__EXERCISE__:
Write out each entry again. Keep every word exactly as it is.

__RECORD EXCERPTS__:
*-*-*

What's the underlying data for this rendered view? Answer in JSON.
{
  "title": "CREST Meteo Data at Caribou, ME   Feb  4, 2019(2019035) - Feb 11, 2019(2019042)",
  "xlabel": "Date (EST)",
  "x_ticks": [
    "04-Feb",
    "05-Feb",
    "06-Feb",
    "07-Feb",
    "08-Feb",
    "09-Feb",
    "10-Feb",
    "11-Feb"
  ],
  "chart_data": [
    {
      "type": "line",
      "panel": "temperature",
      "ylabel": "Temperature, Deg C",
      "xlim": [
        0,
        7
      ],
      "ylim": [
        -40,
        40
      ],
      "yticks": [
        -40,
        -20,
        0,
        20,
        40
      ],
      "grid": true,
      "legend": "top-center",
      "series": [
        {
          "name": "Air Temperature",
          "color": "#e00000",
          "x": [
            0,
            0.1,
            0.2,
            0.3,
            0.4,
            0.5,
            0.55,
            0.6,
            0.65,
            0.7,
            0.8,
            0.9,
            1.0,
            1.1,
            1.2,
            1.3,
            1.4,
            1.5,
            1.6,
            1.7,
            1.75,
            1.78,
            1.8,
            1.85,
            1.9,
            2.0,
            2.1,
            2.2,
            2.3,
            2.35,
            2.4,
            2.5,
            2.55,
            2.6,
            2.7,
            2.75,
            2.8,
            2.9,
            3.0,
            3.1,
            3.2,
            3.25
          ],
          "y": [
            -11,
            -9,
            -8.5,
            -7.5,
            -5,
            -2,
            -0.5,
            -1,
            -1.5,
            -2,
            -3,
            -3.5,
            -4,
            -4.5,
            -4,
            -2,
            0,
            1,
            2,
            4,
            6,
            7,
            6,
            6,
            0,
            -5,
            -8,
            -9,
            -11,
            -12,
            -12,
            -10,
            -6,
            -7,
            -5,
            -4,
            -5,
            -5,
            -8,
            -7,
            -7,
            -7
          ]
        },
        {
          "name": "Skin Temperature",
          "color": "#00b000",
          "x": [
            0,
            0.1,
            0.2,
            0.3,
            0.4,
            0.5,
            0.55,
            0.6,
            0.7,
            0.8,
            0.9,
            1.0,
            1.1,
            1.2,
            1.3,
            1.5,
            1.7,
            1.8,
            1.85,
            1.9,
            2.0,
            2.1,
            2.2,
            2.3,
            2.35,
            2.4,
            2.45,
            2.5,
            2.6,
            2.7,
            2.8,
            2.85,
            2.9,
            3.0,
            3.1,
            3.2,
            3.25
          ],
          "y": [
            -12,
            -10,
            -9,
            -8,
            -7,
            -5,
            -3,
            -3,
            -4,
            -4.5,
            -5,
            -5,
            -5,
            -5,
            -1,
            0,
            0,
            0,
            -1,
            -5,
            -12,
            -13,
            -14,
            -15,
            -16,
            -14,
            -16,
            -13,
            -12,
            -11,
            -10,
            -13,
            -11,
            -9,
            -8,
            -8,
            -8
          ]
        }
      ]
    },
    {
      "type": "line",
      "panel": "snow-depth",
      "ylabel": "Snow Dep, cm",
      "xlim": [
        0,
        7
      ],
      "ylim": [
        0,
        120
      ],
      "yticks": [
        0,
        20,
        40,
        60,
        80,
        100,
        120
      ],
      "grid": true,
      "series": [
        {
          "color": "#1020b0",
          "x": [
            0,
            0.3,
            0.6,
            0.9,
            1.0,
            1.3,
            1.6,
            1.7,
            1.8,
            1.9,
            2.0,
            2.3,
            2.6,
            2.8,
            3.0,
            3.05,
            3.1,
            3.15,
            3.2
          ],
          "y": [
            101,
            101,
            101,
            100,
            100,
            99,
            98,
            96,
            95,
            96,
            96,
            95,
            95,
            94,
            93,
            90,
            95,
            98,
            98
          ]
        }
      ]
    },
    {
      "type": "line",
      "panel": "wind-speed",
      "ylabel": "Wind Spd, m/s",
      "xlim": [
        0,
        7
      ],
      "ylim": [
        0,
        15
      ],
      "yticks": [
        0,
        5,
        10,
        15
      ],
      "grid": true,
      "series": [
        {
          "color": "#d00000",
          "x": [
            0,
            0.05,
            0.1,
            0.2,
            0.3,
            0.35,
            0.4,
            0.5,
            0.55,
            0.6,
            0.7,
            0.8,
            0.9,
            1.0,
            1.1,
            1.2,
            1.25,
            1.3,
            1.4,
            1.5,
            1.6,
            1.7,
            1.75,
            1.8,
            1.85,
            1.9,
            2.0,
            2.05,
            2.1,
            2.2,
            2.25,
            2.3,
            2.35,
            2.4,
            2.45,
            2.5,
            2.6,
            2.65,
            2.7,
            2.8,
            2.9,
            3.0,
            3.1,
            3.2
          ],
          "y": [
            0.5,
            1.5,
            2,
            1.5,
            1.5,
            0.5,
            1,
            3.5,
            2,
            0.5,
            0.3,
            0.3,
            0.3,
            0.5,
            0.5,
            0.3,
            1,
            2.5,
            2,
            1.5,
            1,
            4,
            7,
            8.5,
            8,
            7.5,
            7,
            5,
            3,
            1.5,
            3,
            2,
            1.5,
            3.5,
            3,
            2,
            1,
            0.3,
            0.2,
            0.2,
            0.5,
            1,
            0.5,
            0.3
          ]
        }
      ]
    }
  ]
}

*-*-*

__REPLY TO THE TASK__:
What's the underlying data for this rendered view? Answer in JSON.
{
  "title": "CREST Meteo Data at Caribou, ME   Feb  4, 2019(2019035) - Feb 11, 2019(2019042)",
  "xlabel": "Date (EST)",
  "x_ticks": [
    "04-Feb",
    "05-Feb",
    "06-Feb",
    "07-Feb",
    "08-Feb",
    "09-Feb",
    "10-Feb",
    "11-Feb"
  ],
  "chart_data": [
    {
      "type": "line",
      "panel": "temperature",
      "ylabel": "Temperature, Deg C",
      "xlim": [
        0,
        7
      ],
      "ylim": [
        -40,
        40
      ],
      "yticks": [
        -40,
        -20,
        0,
        20,
        40
      ],
      "grid": true,
      "legend": "top-center",
      "series": [
        {
          "name": "Air Temperature",
          "color": "#e00000",
          "x": [
            0,
            0.1,
            0.2,
            0.3,
            0.4,
            0.5,
            0.55,
            0.6,
            0.65,
            0.7,
            0.8,
            0.9,
            1.0,
            1.1,
            1.2,
            1.3,
            1.4,
            1.5,
            1.6,
            1.7,
            1.75,
            1.78,
            1.8,
            1.85,
            1.9,
            2.0,
            2.1,
            2.2,
            2.3,
            2.35,
            2.4,
            2.5,
            2.55,
            2.6,
            2.7,
            2.75,
            2.8,
            2.9,
            3.0,
            3.1,
            3.2,
            3.25
          ],
          "y": [
            -11,
            -9,
            -8.5,
            -7.5,
            -5,
            -2,
            -0.5,
            -1,
            -1.5,
            -2,
            -3,
            -3.5,
            -4,
            -4.5,
            -4,
            -2,
            0,
            1,
            2,
            4,
            6,
            7,
            6,
            6,
            0,
            -5,
            -8,
            -9,
            -11,
            -12,
            -12,
            -10,
            -6,
            -7,
            -5,
            -4,
            -5,
            -5,
            -8,
            -7,
            -7,
            -7
          ]
        },
        {
          "name": "Skin Temperature",
          "color": "#00b000",
          "x": [
            0,
            0.1,
            0.2,
            0.3,
            0.4,
            0.5,
            0.55,
            0.6,
            0.7,
            0.8,
            0.9,
            1.0,
            1.1,
            1.2,
            1.3,
            1.5,
            1.7,
            1.8,
            1.85,
            1.9,
            2.0,
            2.1,
            2.2,
            2.3,
            2.35,
            2.4,
            2.45,
            2.5,
            2.6,
            2.7,
            2.8,
            2.85,
            2.9,
            3.0,
            3.1,
            3.2,
            3.25
          ],
          "y": [
            -12,
            -10,
            -9,
            -8,
            -7,
            -5,
            -3,
            -3,
            -4,
            -4.5,
            -5,
            -5,
            -5,
            -5,
            -1,
            0,
            0,
            0,
            -1,
            -5,
            -12,
            -13,
            -14,
            -15,
            -16,
            -14,
            -16,
            -13,
            -12,
            -11,
            -10,
            -13,
            -11,
            -9,
            -8,
            -8,
            -8
          ]
        }
      ]
    },
    {
      "type": "line",
      "panel": "snow-depth",
      "ylabel": "Snow Dep, cm",
      "xlim": [
        0,
        7
      ],
      "ylim": [
        0,
        120
      ],
      "yticks": [
        0,
        20,
        40,
        60,
        80,
        100,
        120
      ],
      "grid": true,
      "series": [
        {
          "color": "#1020b0",
          "x": [
            0,
            0.3,
            0.6,
            0.9,
            1.0,
            1.3,
            1.6,
            1.7,
            1.8,
            1.9,
            2.0,
            2.3,
            2.6,
            2.8,
            3.0,
            3.05,
            3.1,
            3.15,
            3.2
          ],
          "y": [
            101,
            101,
            101,
            100,
            100,
            99,
            98,
            96,
            95,
            96,
            96,
            95,
            95,
            94,
            93,
            90,
            95,
            98,
            98
          ]
        }
      ]
    },
    {
      "type": "line",
      "panel": "wind-speed",
      "ylabel": "Wind Spd, m/s",
      "xlim": [
        0,
        7
      ],
      "ylim": [
        0,
        15
      ],
      "yticks": [
        0,
        5,
        10,
        15
      ],
      "grid": true,
      "series": [
        {
          "color": "#d00000",
          "x": [
            0,
            0.05,
            0.1,
            0.2,
            0.3,
            0.35,
            0.4,
            0.5,
            0.55,
            0.6,
            0.7,
            0.8,
            0.9,
            1.0,
            1.1,
            1.2,
            1.25,
            1.3,
            1.4,
            1.5,
            1.6,
            1.7,
            1.75,
            1.8,
            1.85,
            1.9,
            2.0,
            2.05,
            2.1,
            2.2,
            2.25,
            2.3,
            2.35,
            2.4,
            2.45,
            2.5,
            2.6,
            2.65,
            2.7,
            2.8,
            2.9,
            3.0,
            3.1,
            3.2
          ],
          "y": [
            0.5,
            1.5,
            2,
            1.5,
            1.5,
            0.5,
            1,
            3.5,
            2,
            0.5,
            0.3,
            0.3,
            0.3,
            0.5,
            0.5,
            0.3,
            1,
            2.5,
            2,
            1.5,
            1,
            4,
            7,
            8.5,
            8,
            7.5,
            7,
            5,
            3,
            1.5,
            3,
            2,
            1.5,
            3.5,
            3,
            2,
            1,
            0.3,
            0.2,
            0.2,
            0.5,
            1,
            0.5,
            0.3
          ]
        }
      ]
    }
  ]
}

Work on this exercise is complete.